[Records from a data collection]
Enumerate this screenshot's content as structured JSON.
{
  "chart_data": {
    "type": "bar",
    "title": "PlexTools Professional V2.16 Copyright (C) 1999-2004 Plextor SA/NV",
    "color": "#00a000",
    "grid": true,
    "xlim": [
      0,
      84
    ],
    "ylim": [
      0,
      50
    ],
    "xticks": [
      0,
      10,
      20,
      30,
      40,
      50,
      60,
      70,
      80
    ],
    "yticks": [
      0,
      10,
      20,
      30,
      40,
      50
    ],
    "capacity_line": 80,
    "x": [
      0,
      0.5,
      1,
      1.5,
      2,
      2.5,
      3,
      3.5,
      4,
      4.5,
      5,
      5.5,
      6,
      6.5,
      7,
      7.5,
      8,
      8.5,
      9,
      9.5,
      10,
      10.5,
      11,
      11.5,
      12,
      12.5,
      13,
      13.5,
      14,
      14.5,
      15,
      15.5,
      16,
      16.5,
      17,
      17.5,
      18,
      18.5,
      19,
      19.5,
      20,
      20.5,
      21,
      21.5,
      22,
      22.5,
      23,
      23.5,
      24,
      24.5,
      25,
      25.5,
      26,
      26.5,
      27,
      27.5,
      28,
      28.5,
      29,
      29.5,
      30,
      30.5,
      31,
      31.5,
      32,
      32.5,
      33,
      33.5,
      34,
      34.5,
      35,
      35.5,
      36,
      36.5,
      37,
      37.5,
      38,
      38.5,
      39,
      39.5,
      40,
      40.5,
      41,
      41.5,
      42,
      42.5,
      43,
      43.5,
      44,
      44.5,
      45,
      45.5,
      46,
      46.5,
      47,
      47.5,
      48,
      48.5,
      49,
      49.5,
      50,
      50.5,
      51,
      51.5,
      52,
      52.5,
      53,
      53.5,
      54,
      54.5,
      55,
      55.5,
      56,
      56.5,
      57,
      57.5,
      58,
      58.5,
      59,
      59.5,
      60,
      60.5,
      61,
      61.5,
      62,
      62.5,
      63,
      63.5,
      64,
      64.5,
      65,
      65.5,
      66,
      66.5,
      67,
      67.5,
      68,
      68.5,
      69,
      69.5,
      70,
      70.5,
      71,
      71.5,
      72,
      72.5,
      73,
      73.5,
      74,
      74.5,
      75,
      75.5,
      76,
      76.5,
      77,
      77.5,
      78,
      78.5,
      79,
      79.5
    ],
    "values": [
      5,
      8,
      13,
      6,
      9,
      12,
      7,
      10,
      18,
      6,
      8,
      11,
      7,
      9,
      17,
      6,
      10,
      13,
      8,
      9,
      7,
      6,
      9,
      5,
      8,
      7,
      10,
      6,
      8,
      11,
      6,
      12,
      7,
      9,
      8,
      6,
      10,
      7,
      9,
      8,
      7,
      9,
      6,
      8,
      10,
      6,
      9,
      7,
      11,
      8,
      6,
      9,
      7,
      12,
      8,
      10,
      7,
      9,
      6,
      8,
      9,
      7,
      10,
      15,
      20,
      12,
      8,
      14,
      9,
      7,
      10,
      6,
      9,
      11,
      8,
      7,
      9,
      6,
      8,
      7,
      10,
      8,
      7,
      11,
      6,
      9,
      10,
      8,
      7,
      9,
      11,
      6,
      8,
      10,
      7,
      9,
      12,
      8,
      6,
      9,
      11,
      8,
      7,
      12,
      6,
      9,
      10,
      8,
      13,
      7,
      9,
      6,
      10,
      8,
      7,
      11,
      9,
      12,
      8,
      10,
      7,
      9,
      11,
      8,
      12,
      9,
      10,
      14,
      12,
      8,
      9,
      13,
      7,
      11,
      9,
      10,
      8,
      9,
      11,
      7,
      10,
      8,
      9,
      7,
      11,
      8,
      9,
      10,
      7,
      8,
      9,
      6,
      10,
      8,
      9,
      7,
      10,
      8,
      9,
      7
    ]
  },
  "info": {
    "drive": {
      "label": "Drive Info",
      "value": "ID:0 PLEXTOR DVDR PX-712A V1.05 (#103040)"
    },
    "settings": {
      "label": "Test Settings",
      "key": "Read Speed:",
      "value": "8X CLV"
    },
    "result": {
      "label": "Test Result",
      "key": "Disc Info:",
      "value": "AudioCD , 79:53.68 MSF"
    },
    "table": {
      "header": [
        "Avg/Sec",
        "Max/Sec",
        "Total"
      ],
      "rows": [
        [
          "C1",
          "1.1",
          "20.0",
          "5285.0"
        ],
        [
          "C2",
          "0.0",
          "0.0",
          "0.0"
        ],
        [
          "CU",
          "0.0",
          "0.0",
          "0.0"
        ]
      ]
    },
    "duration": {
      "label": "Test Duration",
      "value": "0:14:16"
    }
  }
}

■ **Set exercise**
Find the lines holding "Test" and list every one.

■ **Result of this task**
      "label": "Test Settings",
      "label": "Test Result",
      "label": "Test Duration",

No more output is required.